[AUFGABE]
Aktualisieren Sie den Textabschnitt, indem Sie alles von „9. Seit dem“ bis hinunter zu „Jugend am 13.03.2014)?“ erneut wiedergeben und dabei „Studienreisen“ durch „Informationsreisen“ ersetzen.

[TEXTABSCHNITT]
□ □ □ □

7. Teilt der Senat die rechtliche Auffassung des Bremerhavener Sozialamtes, für die betroffenen Menschen nicht mehr zuständig zu sein, sobald der Leistungsbezug nach SGB II beendet wurde? Wie lässt sich diese Haltung des Bremerhavener Sozialamtes mit der einschlägigen Rechtsprechung des EuGH und des Bundesverfassungsgerichts vereinbaren?
8. In welchem Umfang erhielten die Vereine ‚Agentur für Beschäftigung und Integration‘ und ‚Gesellschaft für Familie und Gender Mainstreaming‘ öffentliche Gelder und für welche Projekte?
9. Seit dem 13.03.2014 wurden ‚Studienreisen‘ in die bulgarische Stadt Varna geplant, mit dem Ziel, ein ‚Beratungsbüro‘ im Zusammenhang mit der Akquise von ESF-Mitteln aufzubauen. Welche Institutionen waren an diesen Reisen konkret beteiligt? Wurden im Rahmen dieser ‚Studienreisen‘ tatsächlich ESF-Projekte oder vom Bund geförderte Programme realisiert oder akquiriert und wenn ja: welche Projekte unter wessen Trägerschaft (vgl. Seite 18 der Vorlage 95/14 für die Sitzung der staatlichen Deputation für Soziales, Kinder und Jugend am 13.03.2014)?

□ □ □ □

[DATENSÄTZE]
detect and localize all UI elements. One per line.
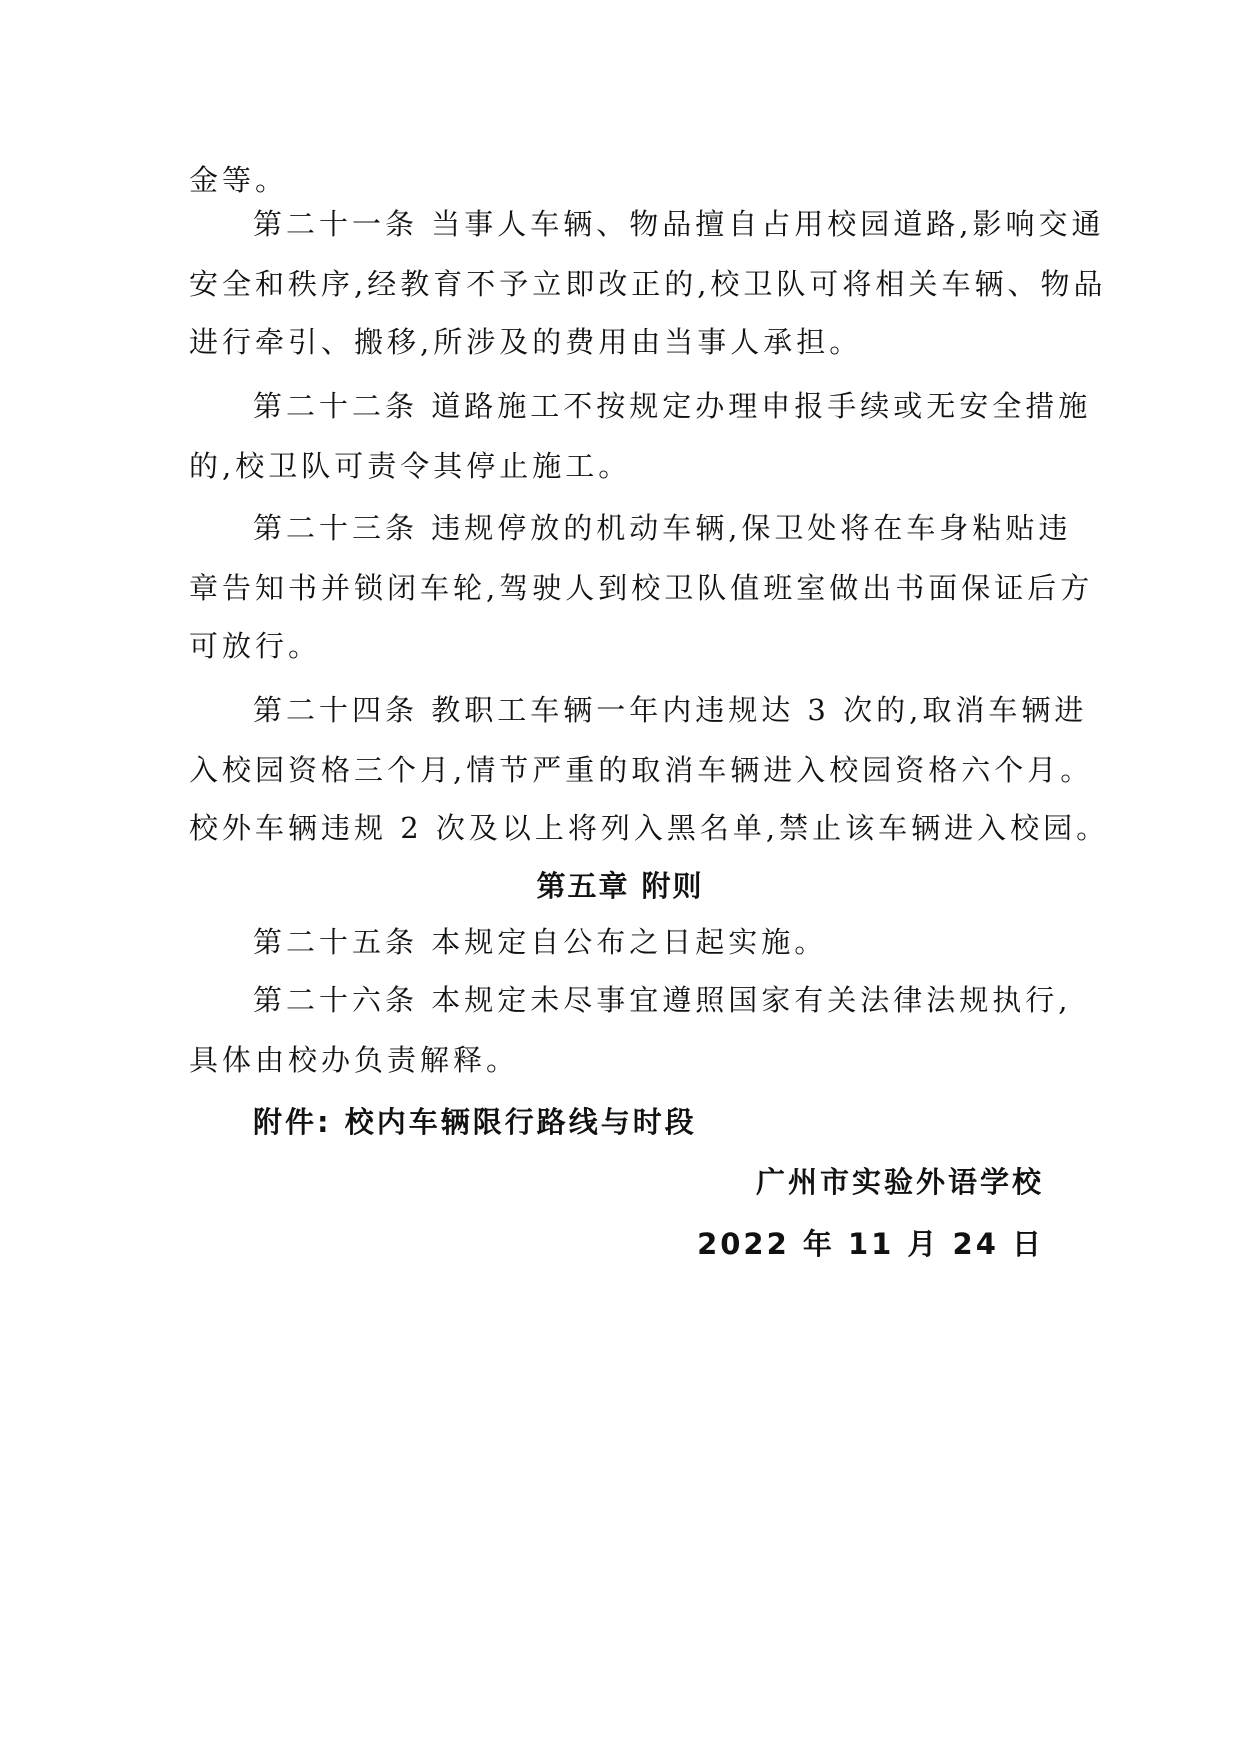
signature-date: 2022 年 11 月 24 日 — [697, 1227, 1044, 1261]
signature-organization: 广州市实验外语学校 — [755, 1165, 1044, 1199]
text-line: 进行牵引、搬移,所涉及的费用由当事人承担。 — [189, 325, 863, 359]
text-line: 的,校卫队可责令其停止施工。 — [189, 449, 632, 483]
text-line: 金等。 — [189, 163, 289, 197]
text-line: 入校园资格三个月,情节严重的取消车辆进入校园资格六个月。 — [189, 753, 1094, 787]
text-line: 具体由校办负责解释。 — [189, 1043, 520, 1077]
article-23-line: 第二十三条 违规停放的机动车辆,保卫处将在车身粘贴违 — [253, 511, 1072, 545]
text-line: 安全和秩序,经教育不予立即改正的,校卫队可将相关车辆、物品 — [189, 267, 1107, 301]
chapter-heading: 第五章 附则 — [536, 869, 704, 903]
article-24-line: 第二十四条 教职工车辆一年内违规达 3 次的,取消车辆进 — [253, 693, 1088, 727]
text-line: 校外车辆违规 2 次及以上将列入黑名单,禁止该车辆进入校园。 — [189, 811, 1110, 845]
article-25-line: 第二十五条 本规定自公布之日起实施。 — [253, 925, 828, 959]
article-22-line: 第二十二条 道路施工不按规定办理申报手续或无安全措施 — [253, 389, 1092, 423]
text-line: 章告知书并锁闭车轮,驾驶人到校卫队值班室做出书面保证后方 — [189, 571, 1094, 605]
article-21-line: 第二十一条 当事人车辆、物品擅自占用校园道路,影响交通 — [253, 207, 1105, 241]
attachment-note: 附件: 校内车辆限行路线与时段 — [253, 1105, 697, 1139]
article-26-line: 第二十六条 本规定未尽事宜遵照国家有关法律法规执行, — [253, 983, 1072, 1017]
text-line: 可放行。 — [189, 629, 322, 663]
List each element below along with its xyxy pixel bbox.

□ □ □ □

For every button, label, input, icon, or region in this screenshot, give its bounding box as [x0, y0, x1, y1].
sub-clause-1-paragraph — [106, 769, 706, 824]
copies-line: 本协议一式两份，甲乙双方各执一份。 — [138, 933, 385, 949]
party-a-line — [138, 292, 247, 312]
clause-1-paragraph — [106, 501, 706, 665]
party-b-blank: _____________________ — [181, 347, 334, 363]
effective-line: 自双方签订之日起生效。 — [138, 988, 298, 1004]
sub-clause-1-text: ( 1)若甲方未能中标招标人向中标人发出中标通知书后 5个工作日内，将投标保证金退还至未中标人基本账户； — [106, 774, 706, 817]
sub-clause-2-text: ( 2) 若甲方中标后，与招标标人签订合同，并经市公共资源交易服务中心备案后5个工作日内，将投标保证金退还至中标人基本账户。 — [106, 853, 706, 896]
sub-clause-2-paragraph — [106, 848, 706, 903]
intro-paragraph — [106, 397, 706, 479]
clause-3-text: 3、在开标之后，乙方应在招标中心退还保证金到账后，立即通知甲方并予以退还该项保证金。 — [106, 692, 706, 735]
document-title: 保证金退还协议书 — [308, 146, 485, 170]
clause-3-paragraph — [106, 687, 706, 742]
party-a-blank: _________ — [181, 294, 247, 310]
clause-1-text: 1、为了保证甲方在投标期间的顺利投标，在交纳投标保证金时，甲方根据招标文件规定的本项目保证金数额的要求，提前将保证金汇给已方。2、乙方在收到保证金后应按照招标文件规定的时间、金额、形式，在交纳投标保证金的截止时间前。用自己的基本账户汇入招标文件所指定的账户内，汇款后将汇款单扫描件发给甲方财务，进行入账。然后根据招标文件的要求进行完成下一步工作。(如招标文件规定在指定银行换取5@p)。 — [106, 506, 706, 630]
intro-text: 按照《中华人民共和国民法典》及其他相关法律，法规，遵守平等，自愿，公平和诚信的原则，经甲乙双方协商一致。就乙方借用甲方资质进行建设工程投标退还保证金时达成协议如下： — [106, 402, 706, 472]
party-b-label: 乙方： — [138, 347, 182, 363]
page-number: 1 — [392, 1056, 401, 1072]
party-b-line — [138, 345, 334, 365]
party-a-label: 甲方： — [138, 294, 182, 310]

□ □ □ □

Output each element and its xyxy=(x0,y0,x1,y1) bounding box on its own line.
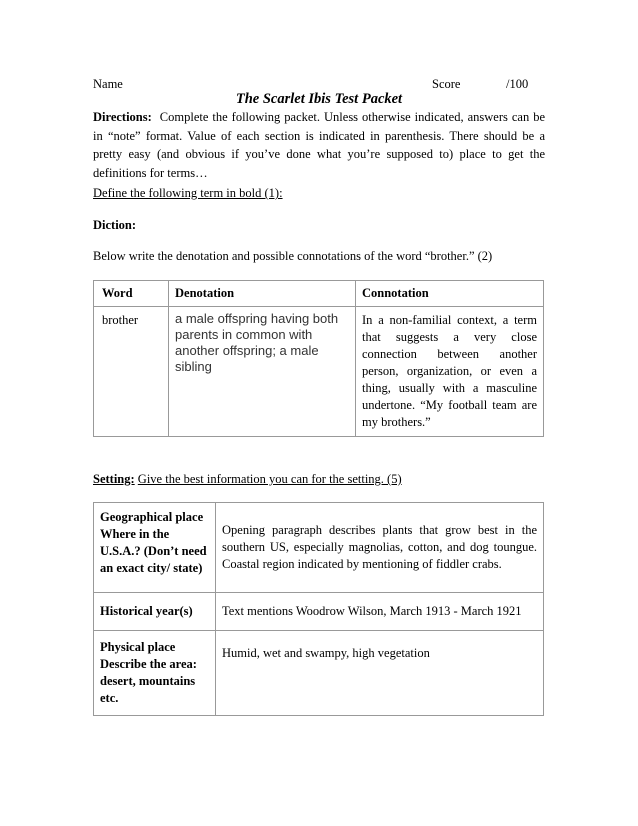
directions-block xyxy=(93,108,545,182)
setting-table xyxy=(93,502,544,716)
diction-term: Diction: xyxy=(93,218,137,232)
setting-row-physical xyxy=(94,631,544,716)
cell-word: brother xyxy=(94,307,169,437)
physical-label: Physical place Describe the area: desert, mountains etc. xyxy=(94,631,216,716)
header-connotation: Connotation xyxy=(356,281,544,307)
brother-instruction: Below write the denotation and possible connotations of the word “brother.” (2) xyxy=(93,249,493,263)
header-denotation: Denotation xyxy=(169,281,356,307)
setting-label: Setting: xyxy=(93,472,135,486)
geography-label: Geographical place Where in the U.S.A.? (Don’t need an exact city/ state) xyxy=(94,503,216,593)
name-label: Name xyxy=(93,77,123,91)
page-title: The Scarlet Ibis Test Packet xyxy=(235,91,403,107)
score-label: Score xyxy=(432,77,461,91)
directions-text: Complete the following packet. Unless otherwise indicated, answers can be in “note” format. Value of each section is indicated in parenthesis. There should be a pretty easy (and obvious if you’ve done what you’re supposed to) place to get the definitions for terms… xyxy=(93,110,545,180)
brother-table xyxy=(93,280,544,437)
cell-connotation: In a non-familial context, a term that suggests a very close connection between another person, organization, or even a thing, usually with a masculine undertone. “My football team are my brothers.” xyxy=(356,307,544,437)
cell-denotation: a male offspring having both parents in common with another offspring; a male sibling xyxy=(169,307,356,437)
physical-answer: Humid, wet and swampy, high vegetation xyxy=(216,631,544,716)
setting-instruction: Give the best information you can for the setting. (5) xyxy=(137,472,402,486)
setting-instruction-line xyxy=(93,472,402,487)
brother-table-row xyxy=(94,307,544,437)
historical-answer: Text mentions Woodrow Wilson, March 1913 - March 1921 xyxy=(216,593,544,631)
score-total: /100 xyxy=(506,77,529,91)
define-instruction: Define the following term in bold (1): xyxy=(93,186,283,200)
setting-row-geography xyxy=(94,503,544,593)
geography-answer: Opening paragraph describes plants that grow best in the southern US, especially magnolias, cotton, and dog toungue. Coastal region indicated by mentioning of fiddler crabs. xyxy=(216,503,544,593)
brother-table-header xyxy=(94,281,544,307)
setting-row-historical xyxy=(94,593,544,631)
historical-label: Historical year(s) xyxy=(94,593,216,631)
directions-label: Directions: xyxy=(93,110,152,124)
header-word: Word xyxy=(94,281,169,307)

□ □ □ □

[LÖSUNG]
9. Seit dem 13.03.2014 wurden ‚Informationsreisen‘ in die bulgarische Stadt Varna geplant, mit dem Ziel, ein ‚Beratungsbüro‘ im Zusammenhang mit der Akquise von ESF-Mitteln aufzubauen. Welche Institutionen waren an diesen Reisen konkret beteiligt? Wurden im Rahmen dieser ‚Informationsreisen‘ tatsächlich ESF-Projekte oder vom Bund geförderte Programme realisiert oder akquiriert und wenn ja: welche Projekte unter wessen Trägerschaft (vgl. Seite 18 der Vorlage 95/14 für die Sitzung der staatlichen Deputation für Soziales, Kinder und Jugend am 13.03.2014)?